* begin Source records *

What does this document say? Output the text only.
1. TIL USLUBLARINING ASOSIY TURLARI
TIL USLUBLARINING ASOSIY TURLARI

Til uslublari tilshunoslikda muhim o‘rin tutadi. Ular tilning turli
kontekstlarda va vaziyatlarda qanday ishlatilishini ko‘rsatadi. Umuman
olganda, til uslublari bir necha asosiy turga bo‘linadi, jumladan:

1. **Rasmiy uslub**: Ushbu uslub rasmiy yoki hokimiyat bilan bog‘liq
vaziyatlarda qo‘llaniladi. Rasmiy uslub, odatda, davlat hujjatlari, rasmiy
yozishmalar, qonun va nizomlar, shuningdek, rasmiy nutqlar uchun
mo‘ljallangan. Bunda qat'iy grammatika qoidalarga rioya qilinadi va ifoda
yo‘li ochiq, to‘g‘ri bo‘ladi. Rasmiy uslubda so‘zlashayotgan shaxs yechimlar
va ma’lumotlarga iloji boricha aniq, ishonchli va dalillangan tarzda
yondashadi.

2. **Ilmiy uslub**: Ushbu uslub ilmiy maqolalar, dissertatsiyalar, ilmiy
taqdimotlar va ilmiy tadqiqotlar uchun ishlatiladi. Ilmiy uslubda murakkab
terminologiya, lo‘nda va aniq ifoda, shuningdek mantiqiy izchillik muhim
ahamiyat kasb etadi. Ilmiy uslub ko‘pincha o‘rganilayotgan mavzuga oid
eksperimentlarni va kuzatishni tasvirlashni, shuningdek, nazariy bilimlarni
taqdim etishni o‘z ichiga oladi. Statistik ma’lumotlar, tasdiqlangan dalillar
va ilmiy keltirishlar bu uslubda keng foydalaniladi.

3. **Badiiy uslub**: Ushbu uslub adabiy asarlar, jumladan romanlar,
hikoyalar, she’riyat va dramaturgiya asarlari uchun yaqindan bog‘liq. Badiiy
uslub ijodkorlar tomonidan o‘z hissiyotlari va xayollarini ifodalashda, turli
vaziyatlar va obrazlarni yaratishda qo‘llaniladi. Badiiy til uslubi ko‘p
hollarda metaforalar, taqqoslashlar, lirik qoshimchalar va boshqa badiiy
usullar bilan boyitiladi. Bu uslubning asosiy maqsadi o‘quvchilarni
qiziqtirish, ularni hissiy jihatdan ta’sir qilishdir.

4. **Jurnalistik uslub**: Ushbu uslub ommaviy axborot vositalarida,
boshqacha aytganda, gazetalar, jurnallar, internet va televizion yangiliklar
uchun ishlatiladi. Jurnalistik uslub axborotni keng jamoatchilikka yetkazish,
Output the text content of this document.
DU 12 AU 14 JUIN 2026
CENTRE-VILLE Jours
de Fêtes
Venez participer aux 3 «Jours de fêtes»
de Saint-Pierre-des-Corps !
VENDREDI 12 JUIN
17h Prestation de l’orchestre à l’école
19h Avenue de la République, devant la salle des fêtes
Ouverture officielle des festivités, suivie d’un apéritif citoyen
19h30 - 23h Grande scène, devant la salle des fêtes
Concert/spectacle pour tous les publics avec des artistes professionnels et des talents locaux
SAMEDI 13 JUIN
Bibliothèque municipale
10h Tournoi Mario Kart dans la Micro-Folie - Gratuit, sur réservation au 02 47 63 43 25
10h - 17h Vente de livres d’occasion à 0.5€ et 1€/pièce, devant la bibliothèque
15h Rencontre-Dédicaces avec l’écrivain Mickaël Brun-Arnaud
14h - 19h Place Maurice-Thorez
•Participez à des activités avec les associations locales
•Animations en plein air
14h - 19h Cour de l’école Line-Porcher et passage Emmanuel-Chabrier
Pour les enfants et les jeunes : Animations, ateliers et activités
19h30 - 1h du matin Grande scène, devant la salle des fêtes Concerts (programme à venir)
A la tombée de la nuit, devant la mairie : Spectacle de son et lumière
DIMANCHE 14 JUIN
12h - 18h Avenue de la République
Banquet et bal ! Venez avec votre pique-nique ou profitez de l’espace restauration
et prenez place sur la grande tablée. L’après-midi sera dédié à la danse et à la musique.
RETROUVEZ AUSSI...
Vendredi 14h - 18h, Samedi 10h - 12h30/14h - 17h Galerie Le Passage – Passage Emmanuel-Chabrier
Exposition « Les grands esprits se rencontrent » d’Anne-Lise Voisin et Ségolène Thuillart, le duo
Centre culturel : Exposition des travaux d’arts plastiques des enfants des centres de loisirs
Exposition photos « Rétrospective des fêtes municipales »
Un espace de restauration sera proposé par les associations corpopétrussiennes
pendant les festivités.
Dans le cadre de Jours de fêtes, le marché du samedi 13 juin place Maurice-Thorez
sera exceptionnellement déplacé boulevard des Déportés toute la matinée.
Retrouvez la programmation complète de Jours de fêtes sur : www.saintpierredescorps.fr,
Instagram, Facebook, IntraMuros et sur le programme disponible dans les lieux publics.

* end Source records *

Among the lines of the listing, how many hold the string "keng"? Respond with only the number.

# Result of the exercise
2